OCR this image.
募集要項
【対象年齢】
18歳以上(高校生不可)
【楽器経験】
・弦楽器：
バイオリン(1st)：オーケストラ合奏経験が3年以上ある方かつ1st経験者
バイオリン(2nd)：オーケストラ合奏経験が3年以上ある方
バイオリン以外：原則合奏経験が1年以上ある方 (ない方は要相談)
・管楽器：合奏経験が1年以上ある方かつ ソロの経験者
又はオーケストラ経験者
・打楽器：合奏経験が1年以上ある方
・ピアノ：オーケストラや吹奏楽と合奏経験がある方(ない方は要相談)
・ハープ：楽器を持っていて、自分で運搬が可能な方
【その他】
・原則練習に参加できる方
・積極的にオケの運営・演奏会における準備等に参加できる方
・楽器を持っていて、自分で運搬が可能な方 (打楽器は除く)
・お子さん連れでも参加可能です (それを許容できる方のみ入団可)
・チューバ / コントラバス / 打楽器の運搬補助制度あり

+++++

• Instructions for the task:
Return all of the data precisely as it appears.

• Reply:
OCR this image.
募集要項
【対象年齢】
18歳以上(高校生不可)
【楽器経験】
・弦楽器：
バイオリン(1st)：オーケストラ合奏経験が3年以上ある方かつ1st経験者
バイオリン(2nd)：オーケストラ合奏経験が3年以上ある方
バイオリン以外：原則合奏経験が1年以上ある方 (ない方は要相談)
・管楽器：合奏経験が1年以上ある方かつ ソロの経験者
又はオーケストラ経験者
・打楽器：合奏経験が1年以上ある方
・ピアノ：オーケストラや吹奏楽と合奏経験がある方(ない方は要相談)
・ハープ：楽器を持っていて、自分で運搬が可能な方
【その他】
・原則練習に参加できる方
・積極的にオケの運営・演奏会における準備等に参加できる方
・楽器を持っていて、自分で運搬が可能な方 (打楽器は除く)
・お子さん連れでも参加可能です (それを許容できる方のみ入団可)
・チューバ / コントラバス / 打楽器の運搬補助制度あり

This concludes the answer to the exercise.